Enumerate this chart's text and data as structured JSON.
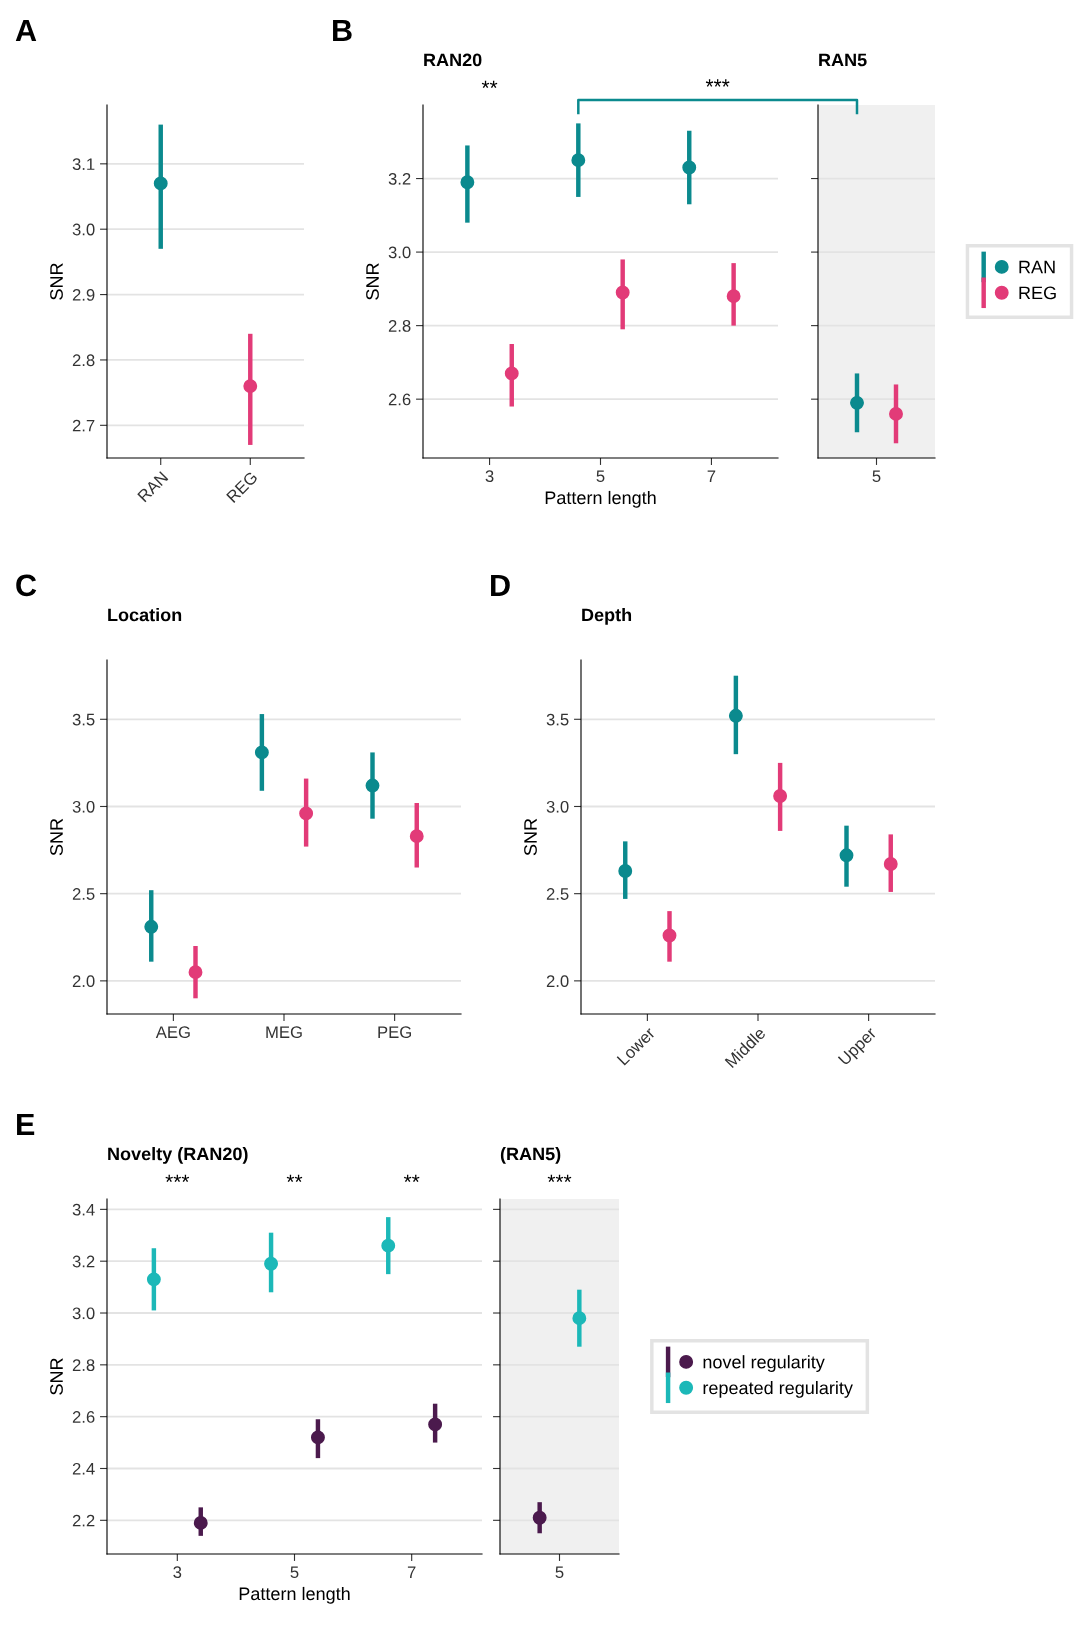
{
  "chart_data": [
    {
      "type": "scatter",
      "annotations": [
        "A"
      ],
      "ylabel": "SNR",
      "categories": [
        "RAN",
        "REG"
      ],
      "marker": "circle",
      "grid": "y",
      "ylim": [
        2.65,
        3.19
      ],
      "yticks": [
        2.7,
        2.8,
        2.9,
        {
          "value": 3,
          "label": "3.0"
        },
        3.1
      ],
      "series": [
        {
          "colors": [
            "#0b8a8e",
            "#e23b78"
          ],
          "values": [
            3.07,
            2.76
          ],
          "errors": [
            [
              2.97,
              3.16
            ],
            [
              2.67,
              2.84
            ]
          ]
        }
      ]
    },
    {
      "type": "scatter",
      "title": "RAN20",
      "annotations": [
        "B",
        "**"
      ],
      "xlabel": "Pattern length",
      "ylabel": "SNR",
      "categories": [
        "3",
        "5",
        "7"
      ],
      "marker": "circle",
      "grid": "y",
      "ylim": [
        2.44,
        3.4
      ],
      "yticks": [
        2.6,
        2.8,
        {
          "value": 3,
          "label": "3.0"
        },
        3.2
      ],
      "series": [
        {
          "color": "#0b8a8e",
          "values": [
            3.19,
            3.25,
            3.23
          ],
          "errors": [
            [
              3.08,
              3.29
            ],
            [
              3.15,
              3.35
            ],
            [
              3.13,
              3.33
            ]
          ]
        },
        {
          "color": "#e23b78",
          "values": [
            2.67,
            2.89,
            2.88
          ],
          "errors": [
            [
              2.58,
              2.75
            ],
            [
              2.79,
              2.98
            ],
            [
              2.8,
              2.97
            ]
          ]
        }
      ]
    },
    {
      "type": "scatter",
      "title": "RAN5",
      "annotations": [
        "***"
      ],
      "categories": [
        "5"
      ],
      "marker": "circle",
      "grid": "y",
      "legend": "right",
      "tick_labels": "x",
      "ylim": [
        2.44,
        3.4
      ],
      "yticks": [
        {
          "value": 2.6,
          "label": null
        },
        {
          "value": 2.8,
          "label": null
        },
        {
          "value": 3,
          "label": null
        },
        {
          "value": 3.2,
          "label": null
        }
      ],
      "series": [
        {
          "name": "RAN",
          "color": "#0b8a8e",
          "values": [
            2.59
          ],
          "errors": [
            [
              2.51,
              2.67
            ]
          ]
        },
        {
          "name": "REG",
          "color": "#e23b78",
          "values": [
            2.56
          ],
          "errors": [
            [
              2.48,
              2.64
            ]
          ]
        }
      ]
    },
    {
      "type": "scatter",
      "title": "Location",
      "annotations": [
        "C"
      ],
      "ylabel": "SNR",
      "categories": [
        "AEG",
        "MEG",
        "PEG"
      ],
      "marker": "circle",
      "grid": "y",
      "ylim": [
        1.81,
        3.84
      ],
      "yticks": [
        {
          "value": 2,
          "label": "2.0"
        },
        2.5,
        {
          "value": 3,
          "label": "3.0"
        },
        3.5
      ],
      "series": [
        {
          "color": "#0b8a8e",
          "values": [
            2.31,
            3.31,
            3.12
          ],
          "errors": [
            [
              2.11,
              2.52
            ],
            [
              3.09,
              3.53
            ],
            [
              2.93,
              3.31
            ]
          ]
        },
        {
          "color": "#e23b78",
          "values": [
            2.05,
            2.96,
            2.83
          ],
          "errors": [
            [
              1.9,
              2.2
            ],
            [
              2.77,
              3.16
            ],
            [
              2.65,
              3.02
            ]
          ]
        }
      ]
    },
    {
      "type": "scatter",
      "title": "Depth",
      "annotations": [
        "D"
      ],
      "ylabel": "SNR",
      "categories": [
        "Lower",
        "Middle",
        "Upper"
      ],
      "marker": "circle",
      "grid": "y",
      "ylim": [
        1.81,
        3.84
      ],
      "yticks": [
        {
          "value": 2,
          "label": "2.0"
        },
        2.5,
        {
          "value": 3,
          "label": "3.0"
        },
        3.5
      ],
      "series": [
        {
          "color": "#0b8a8e",
          "values": [
            2.63,
            3.52,
            2.72
          ],
          "errors": [
            [
              2.47,
              2.8
            ],
            [
              3.3,
              3.75
            ],
            [
              2.54,
              2.89
            ]
          ]
        },
        {
          "color": "#e23b78",
          "values": [
            2.26,
            3.06,
            2.67
          ],
          "errors": [
            [
              2.11,
              2.4
            ],
            [
              2.86,
              3.25
            ],
            [
              2.51,
              2.84
            ]
          ]
        }
      ]
    },
    {
      "type": "scatter",
      "title": "Novelty (RAN20)",
      "annotations": [
        "E",
        "***",
        "**",
        "**"
      ],
      "xlabel": "Pattern length",
      "ylabel": "SNR",
      "categories": [
        "3",
        "5",
        "7"
      ],
      "marker": "circle",
      "grid": "y",
      "ylim": [
        2.07,
        3.44
      ],
      "yticks": [
        2.2,
        2.4,
        2.6,
        2.8,
        {
          "value": 3,
          "label": "3.0"
        },
        3.2,
        3.4
      ],
      "series": [
        {
          "color": "#1cb8b8",
          "values": [
            3.13,
            3.19,
            3.26
          ],
          "errors": [
            [
              3.01,
              3.25
            ],
            [
              3.08,
              3.31
            ],
            [
              3.15,
              3.37
            ]
          ]
        },
        {
          "color": "#4b1a4d",
          "values": [
            2.19,
            2.52,
            2.57
          ],
          "errors": [
            [
              2.14,
              2.25
            ],
            [
              2.44,
              2.59
            ],
            [
              2.5,
              2.65
            ]
          ]
        }
      ]
    },
    {
      "type": "scatter",
      "title": "(RAN5)",
      "annotations": [
        "***"
      ],
      "categories": [
        "5"
      ],
      "marker": "circle",
      "grid": "y",
      "legend": "right",
      "tick_labels": "x",
      "ylim": [
        2.07,
        3.44
      ],
      "yticks": [
        {
          "value": 2.2,
          "label": null
        },
        {
          "value": 2.4,
          "label": null
        },
        {
          "value": 2.6,
          "label": null
        },
        {
          "value": 2.8,
          "label": null
        },
        {
          "value": 3,
          "label": null
        },
        {
          "value": 3.2,
          "label": null
        },
        {
          "value": 3.4,
          "label": null
        }
      ],
      "series": [
        {
          "name": "novel regularity",
          "color": "#4b1a4d",
          "values": [
            2.21
          ],
          "errors": [
            [
              2.15,
              2.27
            ]
          ]
        },
        {
          "name": "repeated regularity",
          "color": "#1cb8b8",
          "values": [
            2.98
          ],
          "errors": [
            [
              2.87,
              3.09
            ]
          ]
        }
      ]
    }
  ]
}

----

_TASK TO COMPLETE_. Exclude the images and reproduce the remaining data exactly.

_RESULT OF THE TASK_.
Enumerate this chart's text and data as structured JSON.
{
  "chart_data": [
    {
      "type": "scatter",
      "annotations": [
        "A"
      ],
      "ylabel": "SNR",
      "categories": [
        "RAN",
        "REG"
      ],
      "marker": "circle",
      "grid": "y",
      "ylim": [
        2.65,
        3.19
      ],
      "yticks": [
        2.7,
        2.8,
        2.9,
        {
          "value": 3,
          "label": "3.0"
        },
        3.1
      ],
      "series": [
        {
          "colors": [
            "#0b8a8e",
            "#e23b78"
          ],
          "values": [
            3.07,
            2.76
          ],
          "errors": [
            [
              2.97,
              3.16
            ],
            [
              2.67,
              2.84
            ]
          ]
        }
      ]
    },
    {
      "type": "scatter",
      "title": "RAN20",
      "annotations": [
        "B",
        "**"
      ],
      "xlabel": "Pattern length",
      "ylabel": "SNR",
      "categories": [
        "3",
        "5",
        "7"
      ],
      "marker": "circle",
      "grid": "y",
      "ylim": [
        2.44,
        3.4
      ],
      "yticks": [
        2.6,
        2.8,
        {
          "value": 3,
          "label": "3.0"
        },
        3.2
      ],
      "series": [
        {
          "color": "#0b8a8e",
          "values": [
            3.19,
            3.25,
            3.23
          ],
          "errors": [
            [
              3.08,
              3.29
            ],
            [
              3.15,
              3.35
            ],
            [
              3.13,
              3.33
            ]
          ]
        },
        {
          "color": "#e23b78",
          "values": [
            2.67,
            2.89,
            2.88
          ],
          "errors": [
            [
              2.58,
              2.75
            ],
            [
              2.79,
              2.98
            ],
            [
              2.8,
              2.97
            ]
          ]
        }
      ]
    },
    {
      "type": "scatter",
      "title": "RAN5",
      "annotations": [
        "***"
      ],
      "categories": [
        "5"
      ],
      "marker": "circle",
      "grid": "y",
      "legend": "right",
      "tick_labels": "x",
      "ylim": [
        2.44,
        3.4
      ],
      "yticks": [
        {
          "value": 2.6,
          "label": null
        },
        {
          "value": 2.8,
          "label": null
        },
        {
          "value": 3,
          "label": null
        },
        {
          "value": 3.2,
          "label": null
        }
      ],
      "series": [
        {
          "name": "RAN",
          "color": "#0b8a8e",
          "values": [
            2.59
          ],
          "errors": [
            [
              2.51,
              2.67
            ]
          ]
        },
        {
          "name": "REG",
          "color": "#e23b78",
          "values": [
            2.56
          ],
          "errors": [
            [
              2.48,
              2.64
            ]
          ]
        }
      ]
    },
    {
      "type": "scatter",
      "title": "Location",
      "annotations": [
        "C"
      ],
      "ylabel": "SNR",
      "categories": [
        "AEG",
        "MEG",
        "PEG"
      ],
      "marker": "circle",
      "grid": "y",
      "ylim": [
        1.81,
        3.84
      ],
      "yticks": [
        {
          "value": 2,
          "label": "2.0"
        },
        2.5,
        {
          "value": 3,
          "label": "3.0"
        },
        3.5
      ],
      "series": [
        {
          "color": "#0b8a8e",
          "values": [
            2.31,
            3.31,
            3.12
          ],
          "errors": [
            [
              2.11,
              2.52
            ],
            [
              3.09,
              3.53
            ],
            [
              2.93,
              3.31
            ]
          ]
        },
        {
          "color": "#e23b78",
          "values": [
            2.05,
            2.96,
            2.83
          ],
          "errors": [
            [
              1.9,
              2.2
            ],
            [
              2.77,
              3.16
            ],
            [
              2.65,
              3.02
            ]
          ]
        }
      ]
    },
    {
      "type": "scatter",
      "title": "Depth",
      "annotations": [
        "D"
      ],
      "ylabel": "SNR",
      "categories": [
        "Lower",
        "Middle",
        "Upper"
      ],
      "marker": "circle",
      "grid": "y",
      "ylim": [
        1.81,
        3.84
      ],
      "yticks": [
        {
          "value": 2,
          "label": "2.0"
        },
        2.5,
        {
          "value": 3,
          "label": "3.0"
        },
        3.5
      ],
      "series": [
        {
          "color": "#0b8a8e",
          "values": [
            2.63,
            3.52,
            2.72
          ],
          "errors": [
            [
              2.47,
              2.8
            ],
            [
              3.3,
              3.75
            ],
            [
              2.54,
              2.89
            ]
          ]
        },
        {
          "color": "#e23b78",
          "values": [
            2.26,
            3.06,
            2.67
          ],
          "errors": [
            [
              2.11,
              2.4
            ],
            [
              2.86,
              3.25
            ],
            [
              2.51,
              2.84
            ]
          ]
        }
      ]
    },
    {
      "type": "scatter",
      "title": "Novelty (RAN20)",
      "annotations": [
        "E",
        "***",
        "**",
        "**"
      ],
      "xlabel": "Pattern length",
      "ylabel": "SNR",
      "categories": [
        "3",
        "5",
        "7"
      ],
      "marker": "circle",
      "grid": "y",
      "ylim": [
        2.07,
        3.44
      ],
      "yticks": [
        2.2,
        2.4,
        2.6,
        2.8,
        {
          "value": 3,
          "label": "3.0"
        },
        3.2,
        3.4
      ],
      "series": [
        {
          "color": "#1cb8b8",
          "values": [
            3.13,
            3.19,
            3.26
          ],
          "errors": [
            [
              3.01,
              3.25
            ],
            [
              3.08,
              3.31
            ],
            [
              3.15,
              3.37
            ]
          ]
        },
        {
          "color": "#4b1a4d",
          "values": [
            2.19,
            2.52,
            2.57
          ],
          "errors": [
            [
              2.14,
              2.25
            ],
            [
              2.44,
              2.59
            ],
            [
              2.5,
              2.65
            ]
          ]
        }
      ]
    },
    {
      "type": "scatter",
      "title": "(RAN5)",
      "annotations": [
        "***"
      ],
      "categories": [
        "5"
      ],
      "marker": "circle",
      "grid": "y",
      "legend": "right",
      "tick_labels": "x",
      "ylim": [
        2.07,
        3.44
      ],
      "yticks": [
        {
          "value": 2.2,
          "label": null
        },
        {
          "value": 2.4,
          "label": null
        },
        {
          "value": 2.6,
          "label": null
        },
        {
          "value": 2.8,
          "label": null
        },
        {
          "value": 3,
          "label": null
        },
        {
          "value": 3.2,
          "label": null
        },
        {
          "value": 3.4,
          "label": null
        }
      ],
      "series": [
        {
          "name": "novel regularity",
          "color": "#4b1a4d",
          "values": [
            2.21
          ],
          "errors": [
            [
              2.15,
              2.27
            ]
          ]
        },
        {
          "name": "repeated regularity",
          "color": "#1cb8b8",
          "values": [
            2.98
          ],
          "errors": [
            [
              2.87,
              3.09
            ]
          ]
        }
      ]
    }
  ]
}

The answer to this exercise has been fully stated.